» Given request: Of all the lines in the material below, how many include the string "this"? Give the number only.

* BEGIN Stored records *

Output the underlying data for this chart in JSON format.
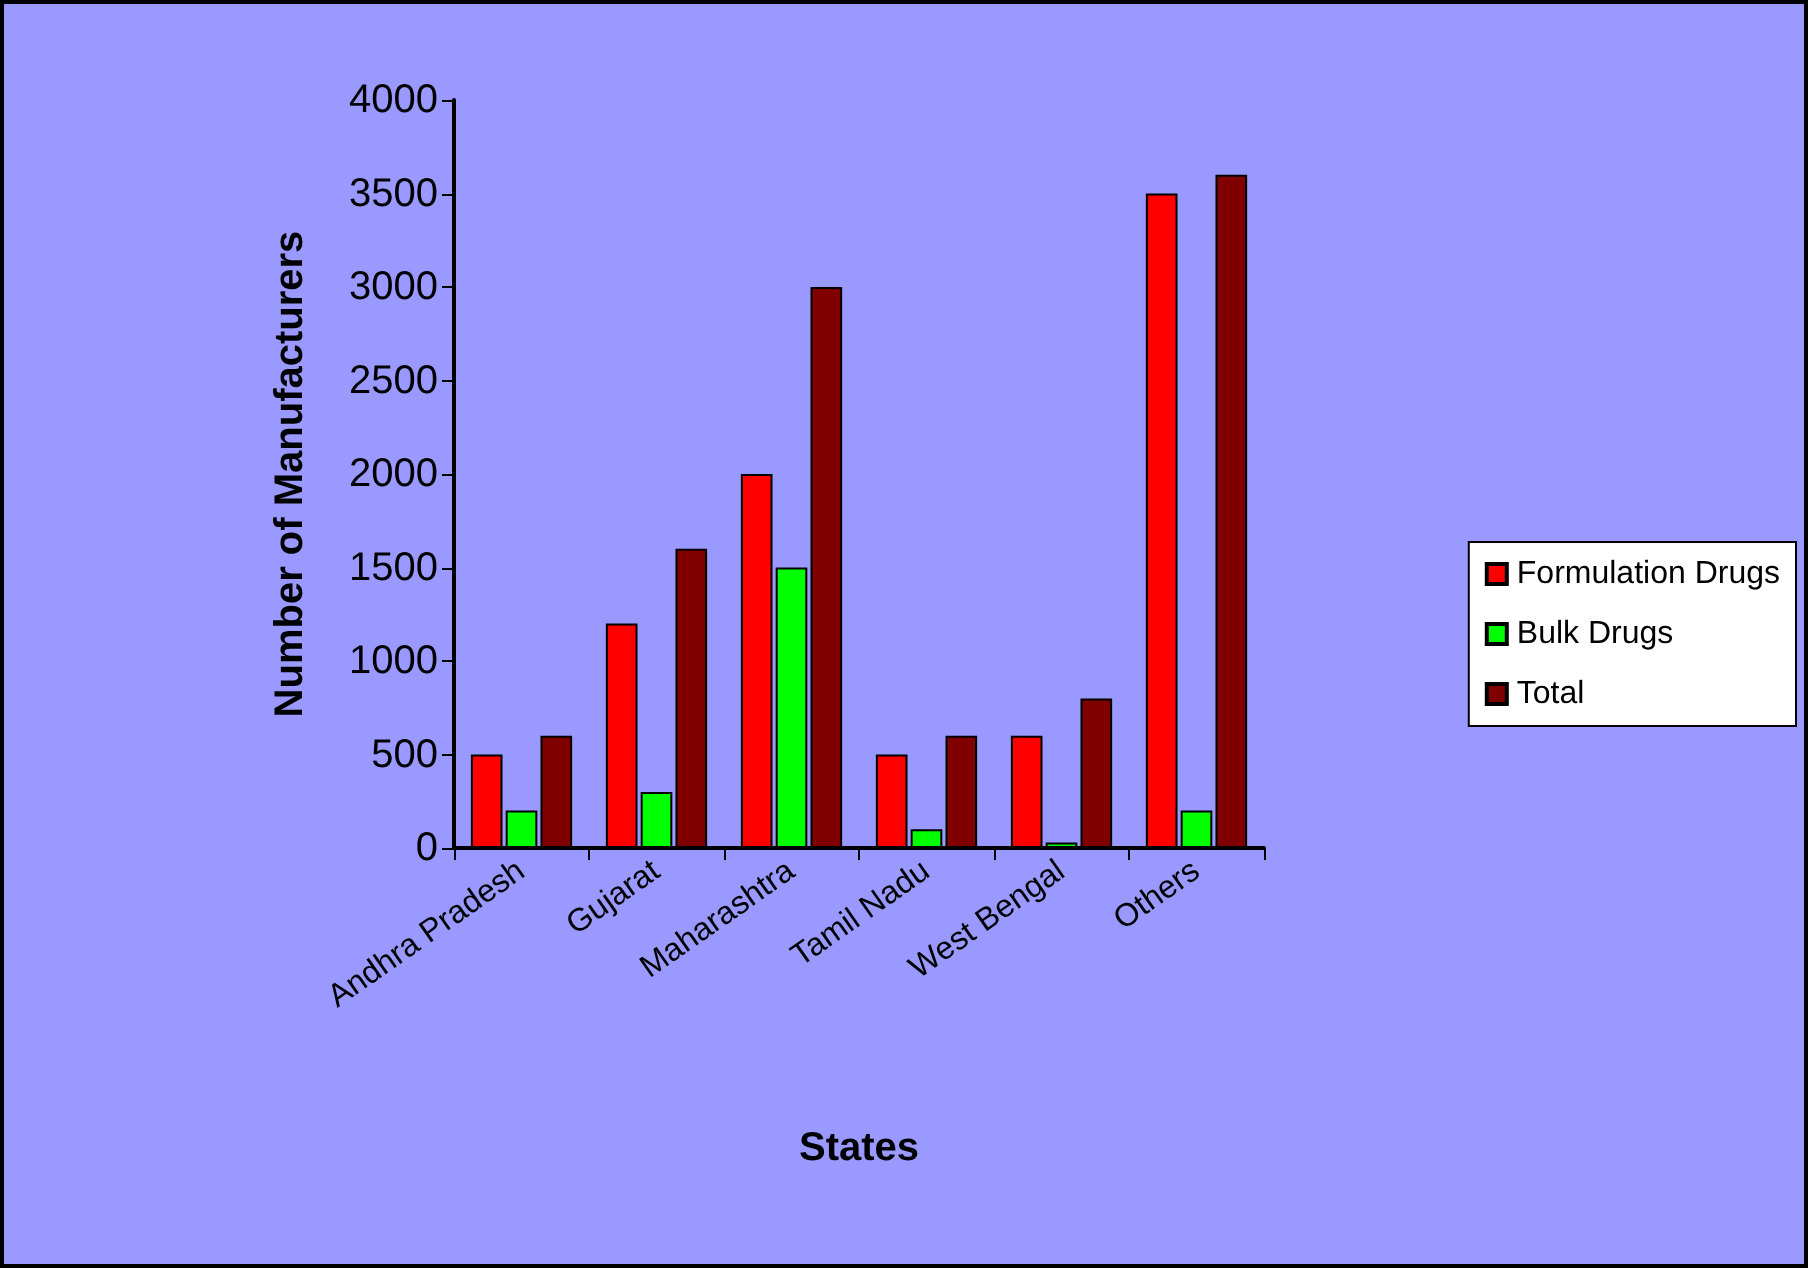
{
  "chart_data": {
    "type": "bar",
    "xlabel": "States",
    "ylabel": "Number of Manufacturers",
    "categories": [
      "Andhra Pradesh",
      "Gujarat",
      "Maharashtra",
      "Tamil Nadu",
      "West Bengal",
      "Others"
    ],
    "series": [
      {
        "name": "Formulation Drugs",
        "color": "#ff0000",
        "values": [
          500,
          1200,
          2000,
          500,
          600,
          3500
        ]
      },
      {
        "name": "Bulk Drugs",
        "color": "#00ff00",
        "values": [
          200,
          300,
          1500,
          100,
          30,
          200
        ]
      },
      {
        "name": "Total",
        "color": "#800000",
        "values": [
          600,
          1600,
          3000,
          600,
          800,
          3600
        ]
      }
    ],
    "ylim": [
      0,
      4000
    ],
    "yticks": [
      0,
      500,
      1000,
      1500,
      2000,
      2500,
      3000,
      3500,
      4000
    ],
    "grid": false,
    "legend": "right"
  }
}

* END Stored records *
* BEGIN Stored records *

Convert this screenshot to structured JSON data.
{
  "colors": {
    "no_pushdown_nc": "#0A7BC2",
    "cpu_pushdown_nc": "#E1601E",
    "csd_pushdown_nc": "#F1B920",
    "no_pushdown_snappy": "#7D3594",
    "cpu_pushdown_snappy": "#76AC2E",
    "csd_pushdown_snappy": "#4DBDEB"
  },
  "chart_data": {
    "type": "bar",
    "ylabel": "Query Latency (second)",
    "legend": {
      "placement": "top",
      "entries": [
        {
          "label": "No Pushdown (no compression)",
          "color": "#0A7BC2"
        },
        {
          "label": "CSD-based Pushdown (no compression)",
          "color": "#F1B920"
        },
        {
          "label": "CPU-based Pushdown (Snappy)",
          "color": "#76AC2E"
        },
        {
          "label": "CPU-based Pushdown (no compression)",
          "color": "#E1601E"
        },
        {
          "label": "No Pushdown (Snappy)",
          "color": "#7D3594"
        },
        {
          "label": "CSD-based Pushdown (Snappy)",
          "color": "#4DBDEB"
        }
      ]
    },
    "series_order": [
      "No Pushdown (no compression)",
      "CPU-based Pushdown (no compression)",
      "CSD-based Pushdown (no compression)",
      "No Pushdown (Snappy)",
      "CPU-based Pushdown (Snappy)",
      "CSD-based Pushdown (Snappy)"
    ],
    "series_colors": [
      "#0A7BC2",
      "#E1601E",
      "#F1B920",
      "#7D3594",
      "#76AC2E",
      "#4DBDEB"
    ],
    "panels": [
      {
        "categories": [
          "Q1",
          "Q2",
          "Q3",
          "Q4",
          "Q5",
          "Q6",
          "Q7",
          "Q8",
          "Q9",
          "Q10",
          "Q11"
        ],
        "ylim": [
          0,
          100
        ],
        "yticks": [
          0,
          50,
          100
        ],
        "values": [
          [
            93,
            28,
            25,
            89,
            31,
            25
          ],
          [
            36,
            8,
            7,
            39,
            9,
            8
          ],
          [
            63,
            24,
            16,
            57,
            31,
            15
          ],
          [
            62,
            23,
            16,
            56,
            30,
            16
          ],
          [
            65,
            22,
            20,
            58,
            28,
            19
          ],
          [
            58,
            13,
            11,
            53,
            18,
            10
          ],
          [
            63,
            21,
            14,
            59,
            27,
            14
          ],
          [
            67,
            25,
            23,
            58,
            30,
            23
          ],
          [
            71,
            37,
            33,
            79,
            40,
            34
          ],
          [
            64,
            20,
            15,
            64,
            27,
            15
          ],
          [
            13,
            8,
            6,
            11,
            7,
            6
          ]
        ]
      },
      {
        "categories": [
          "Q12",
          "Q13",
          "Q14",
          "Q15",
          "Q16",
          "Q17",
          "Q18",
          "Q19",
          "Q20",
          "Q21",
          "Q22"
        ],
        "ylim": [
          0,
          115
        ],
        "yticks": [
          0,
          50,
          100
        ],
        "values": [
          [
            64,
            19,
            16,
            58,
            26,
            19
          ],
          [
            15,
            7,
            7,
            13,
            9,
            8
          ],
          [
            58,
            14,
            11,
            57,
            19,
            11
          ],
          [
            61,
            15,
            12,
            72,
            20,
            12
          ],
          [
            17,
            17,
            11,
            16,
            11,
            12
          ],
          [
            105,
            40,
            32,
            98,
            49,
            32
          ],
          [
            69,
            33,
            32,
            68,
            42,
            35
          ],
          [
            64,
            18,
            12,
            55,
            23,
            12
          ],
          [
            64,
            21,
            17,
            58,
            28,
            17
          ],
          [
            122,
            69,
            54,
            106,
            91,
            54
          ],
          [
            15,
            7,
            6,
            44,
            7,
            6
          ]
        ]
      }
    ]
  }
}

* END Stored records *
* BEGIN Stored records *

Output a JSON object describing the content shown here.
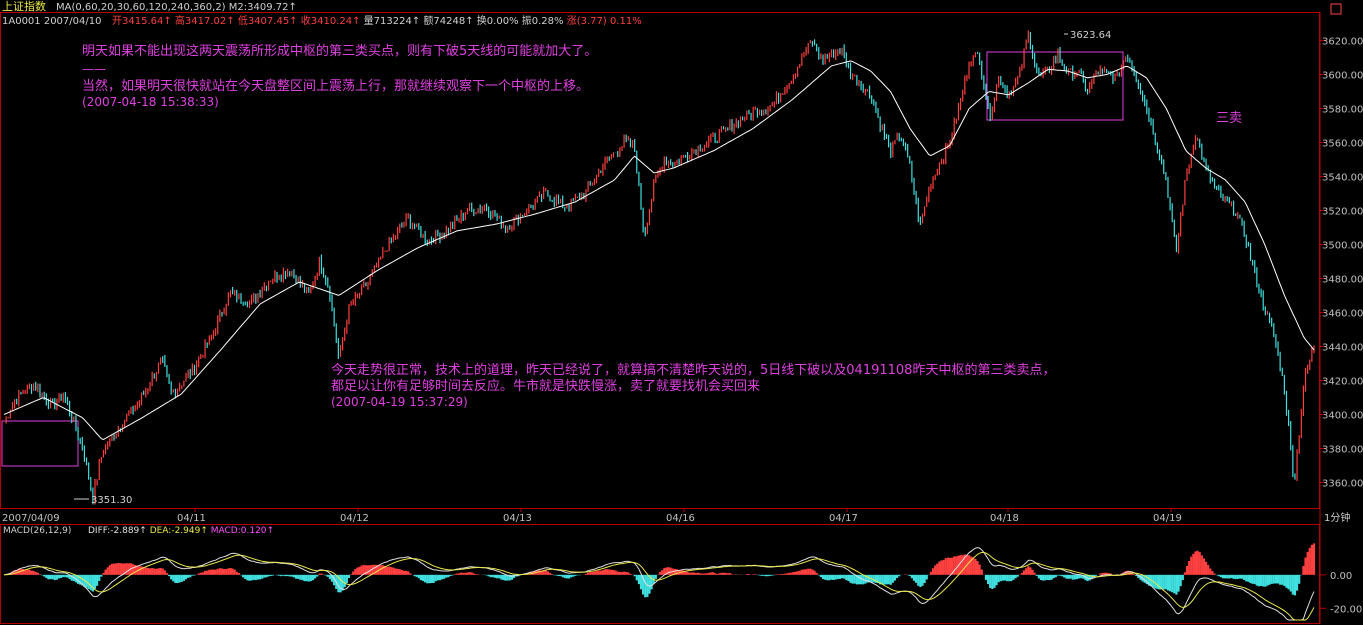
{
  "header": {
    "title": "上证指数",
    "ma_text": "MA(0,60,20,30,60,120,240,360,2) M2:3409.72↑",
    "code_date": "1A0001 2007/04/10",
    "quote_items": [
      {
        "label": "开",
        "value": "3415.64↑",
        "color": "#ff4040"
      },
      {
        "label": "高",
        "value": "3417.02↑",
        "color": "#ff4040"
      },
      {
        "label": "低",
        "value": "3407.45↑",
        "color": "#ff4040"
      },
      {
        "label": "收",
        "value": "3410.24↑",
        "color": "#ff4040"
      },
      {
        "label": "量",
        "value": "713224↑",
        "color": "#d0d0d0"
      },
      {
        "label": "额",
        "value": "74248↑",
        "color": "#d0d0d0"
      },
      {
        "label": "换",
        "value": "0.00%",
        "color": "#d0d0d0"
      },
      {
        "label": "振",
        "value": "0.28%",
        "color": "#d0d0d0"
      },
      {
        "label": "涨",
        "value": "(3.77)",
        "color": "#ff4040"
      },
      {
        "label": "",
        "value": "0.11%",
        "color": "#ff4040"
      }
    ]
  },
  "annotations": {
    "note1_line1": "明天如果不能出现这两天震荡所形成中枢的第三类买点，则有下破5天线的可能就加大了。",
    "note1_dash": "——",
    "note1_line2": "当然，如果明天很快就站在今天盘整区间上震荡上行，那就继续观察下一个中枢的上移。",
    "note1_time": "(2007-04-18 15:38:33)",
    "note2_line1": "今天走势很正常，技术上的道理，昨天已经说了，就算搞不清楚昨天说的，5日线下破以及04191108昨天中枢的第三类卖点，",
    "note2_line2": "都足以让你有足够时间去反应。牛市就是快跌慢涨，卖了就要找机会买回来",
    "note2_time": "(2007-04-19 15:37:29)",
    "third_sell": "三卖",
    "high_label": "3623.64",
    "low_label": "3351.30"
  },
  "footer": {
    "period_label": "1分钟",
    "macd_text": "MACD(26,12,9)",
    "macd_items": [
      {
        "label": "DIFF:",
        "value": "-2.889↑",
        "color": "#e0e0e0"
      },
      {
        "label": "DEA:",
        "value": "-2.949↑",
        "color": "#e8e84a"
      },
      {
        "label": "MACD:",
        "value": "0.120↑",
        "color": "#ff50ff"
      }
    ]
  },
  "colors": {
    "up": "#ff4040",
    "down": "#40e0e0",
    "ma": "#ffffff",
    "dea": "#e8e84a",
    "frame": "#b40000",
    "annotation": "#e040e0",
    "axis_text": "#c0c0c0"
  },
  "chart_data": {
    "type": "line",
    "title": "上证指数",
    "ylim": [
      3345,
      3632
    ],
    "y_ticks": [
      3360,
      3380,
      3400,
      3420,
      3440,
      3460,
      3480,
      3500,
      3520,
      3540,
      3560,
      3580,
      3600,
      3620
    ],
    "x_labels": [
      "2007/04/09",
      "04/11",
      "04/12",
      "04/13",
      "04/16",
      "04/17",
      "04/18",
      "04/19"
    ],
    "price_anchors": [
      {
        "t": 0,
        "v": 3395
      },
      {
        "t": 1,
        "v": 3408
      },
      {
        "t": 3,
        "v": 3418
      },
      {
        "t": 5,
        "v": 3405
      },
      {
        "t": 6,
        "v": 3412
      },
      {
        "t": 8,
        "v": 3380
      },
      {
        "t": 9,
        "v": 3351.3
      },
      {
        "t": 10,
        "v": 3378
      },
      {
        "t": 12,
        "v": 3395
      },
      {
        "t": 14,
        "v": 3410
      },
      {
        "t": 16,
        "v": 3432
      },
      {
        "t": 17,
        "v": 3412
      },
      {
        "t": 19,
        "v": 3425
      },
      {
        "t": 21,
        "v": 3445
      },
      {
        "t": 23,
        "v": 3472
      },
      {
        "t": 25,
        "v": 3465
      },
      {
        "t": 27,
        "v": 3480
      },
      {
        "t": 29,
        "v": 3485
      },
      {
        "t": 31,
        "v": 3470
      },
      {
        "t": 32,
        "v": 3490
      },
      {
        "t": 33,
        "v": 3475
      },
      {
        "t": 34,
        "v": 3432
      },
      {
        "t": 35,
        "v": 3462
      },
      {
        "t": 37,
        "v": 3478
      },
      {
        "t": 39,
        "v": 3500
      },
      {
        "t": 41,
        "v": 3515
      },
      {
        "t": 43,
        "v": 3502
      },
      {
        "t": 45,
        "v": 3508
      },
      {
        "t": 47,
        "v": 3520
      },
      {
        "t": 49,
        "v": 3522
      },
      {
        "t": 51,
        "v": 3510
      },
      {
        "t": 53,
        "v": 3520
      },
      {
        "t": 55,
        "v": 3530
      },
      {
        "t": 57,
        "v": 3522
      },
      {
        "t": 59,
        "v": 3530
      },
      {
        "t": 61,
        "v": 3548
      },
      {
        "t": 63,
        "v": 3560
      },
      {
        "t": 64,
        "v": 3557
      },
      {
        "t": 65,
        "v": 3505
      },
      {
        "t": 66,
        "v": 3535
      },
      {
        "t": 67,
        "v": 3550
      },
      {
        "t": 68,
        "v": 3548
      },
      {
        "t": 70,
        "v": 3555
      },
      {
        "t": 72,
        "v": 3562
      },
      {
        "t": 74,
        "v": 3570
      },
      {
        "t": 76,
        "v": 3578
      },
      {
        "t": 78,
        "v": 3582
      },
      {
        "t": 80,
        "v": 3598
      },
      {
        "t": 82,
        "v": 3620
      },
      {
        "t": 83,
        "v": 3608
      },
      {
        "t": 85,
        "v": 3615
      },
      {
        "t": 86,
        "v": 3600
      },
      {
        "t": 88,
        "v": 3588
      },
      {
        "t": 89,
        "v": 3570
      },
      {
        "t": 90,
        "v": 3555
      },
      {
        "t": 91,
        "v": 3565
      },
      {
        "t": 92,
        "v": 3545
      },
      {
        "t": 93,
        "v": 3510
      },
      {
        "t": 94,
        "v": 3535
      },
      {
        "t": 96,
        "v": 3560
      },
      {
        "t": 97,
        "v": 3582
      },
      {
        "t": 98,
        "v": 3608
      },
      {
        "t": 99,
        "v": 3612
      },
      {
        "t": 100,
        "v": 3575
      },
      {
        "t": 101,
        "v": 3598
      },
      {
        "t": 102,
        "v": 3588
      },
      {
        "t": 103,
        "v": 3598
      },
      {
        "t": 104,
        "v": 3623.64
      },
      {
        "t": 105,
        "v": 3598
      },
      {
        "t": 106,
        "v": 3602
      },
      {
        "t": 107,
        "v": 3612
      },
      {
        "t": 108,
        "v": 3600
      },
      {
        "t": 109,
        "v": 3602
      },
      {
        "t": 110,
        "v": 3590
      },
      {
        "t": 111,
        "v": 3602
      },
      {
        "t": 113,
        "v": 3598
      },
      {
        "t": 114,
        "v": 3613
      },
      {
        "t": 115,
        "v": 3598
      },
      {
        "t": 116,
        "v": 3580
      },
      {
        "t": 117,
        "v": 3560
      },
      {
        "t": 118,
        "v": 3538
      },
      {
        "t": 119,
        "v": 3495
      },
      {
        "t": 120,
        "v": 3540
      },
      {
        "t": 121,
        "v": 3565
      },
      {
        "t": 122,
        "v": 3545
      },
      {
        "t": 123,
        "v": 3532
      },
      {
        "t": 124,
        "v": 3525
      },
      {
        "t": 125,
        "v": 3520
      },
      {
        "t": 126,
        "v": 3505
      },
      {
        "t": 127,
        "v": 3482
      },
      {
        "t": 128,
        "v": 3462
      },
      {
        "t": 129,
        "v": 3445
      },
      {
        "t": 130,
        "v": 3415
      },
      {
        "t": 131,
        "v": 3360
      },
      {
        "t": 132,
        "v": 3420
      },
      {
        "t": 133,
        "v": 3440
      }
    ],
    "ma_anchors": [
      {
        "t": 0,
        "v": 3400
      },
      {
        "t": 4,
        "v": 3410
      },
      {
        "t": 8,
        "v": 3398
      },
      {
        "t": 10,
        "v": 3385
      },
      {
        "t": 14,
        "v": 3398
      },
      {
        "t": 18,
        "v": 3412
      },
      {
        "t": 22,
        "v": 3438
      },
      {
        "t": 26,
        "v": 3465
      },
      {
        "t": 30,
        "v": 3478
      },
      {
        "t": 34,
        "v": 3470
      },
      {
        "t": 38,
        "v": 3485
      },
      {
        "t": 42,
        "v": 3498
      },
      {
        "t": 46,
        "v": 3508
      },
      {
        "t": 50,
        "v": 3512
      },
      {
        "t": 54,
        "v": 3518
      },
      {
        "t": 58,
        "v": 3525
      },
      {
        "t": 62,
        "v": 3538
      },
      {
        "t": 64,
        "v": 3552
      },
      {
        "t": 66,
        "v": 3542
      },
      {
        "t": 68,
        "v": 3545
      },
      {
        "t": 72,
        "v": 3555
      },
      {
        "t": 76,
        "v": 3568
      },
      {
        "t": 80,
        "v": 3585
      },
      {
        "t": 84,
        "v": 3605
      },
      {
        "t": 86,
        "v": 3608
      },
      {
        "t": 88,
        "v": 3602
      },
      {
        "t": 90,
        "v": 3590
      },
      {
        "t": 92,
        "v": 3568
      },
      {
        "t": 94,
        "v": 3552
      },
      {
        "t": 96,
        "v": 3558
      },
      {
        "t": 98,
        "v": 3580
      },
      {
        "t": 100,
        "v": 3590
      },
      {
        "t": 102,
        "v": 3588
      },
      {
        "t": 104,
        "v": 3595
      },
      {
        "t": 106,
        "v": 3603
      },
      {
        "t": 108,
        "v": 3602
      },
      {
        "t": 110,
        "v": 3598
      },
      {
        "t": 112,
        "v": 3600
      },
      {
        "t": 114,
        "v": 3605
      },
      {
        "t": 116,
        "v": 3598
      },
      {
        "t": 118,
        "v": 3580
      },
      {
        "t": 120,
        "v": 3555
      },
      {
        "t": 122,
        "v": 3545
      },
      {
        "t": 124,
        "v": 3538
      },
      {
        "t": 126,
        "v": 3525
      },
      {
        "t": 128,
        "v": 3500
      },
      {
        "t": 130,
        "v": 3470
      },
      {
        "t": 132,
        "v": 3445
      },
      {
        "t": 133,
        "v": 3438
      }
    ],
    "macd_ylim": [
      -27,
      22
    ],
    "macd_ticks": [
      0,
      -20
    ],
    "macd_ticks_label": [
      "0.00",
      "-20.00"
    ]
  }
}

* END Stored records *

» Exercise answer: 2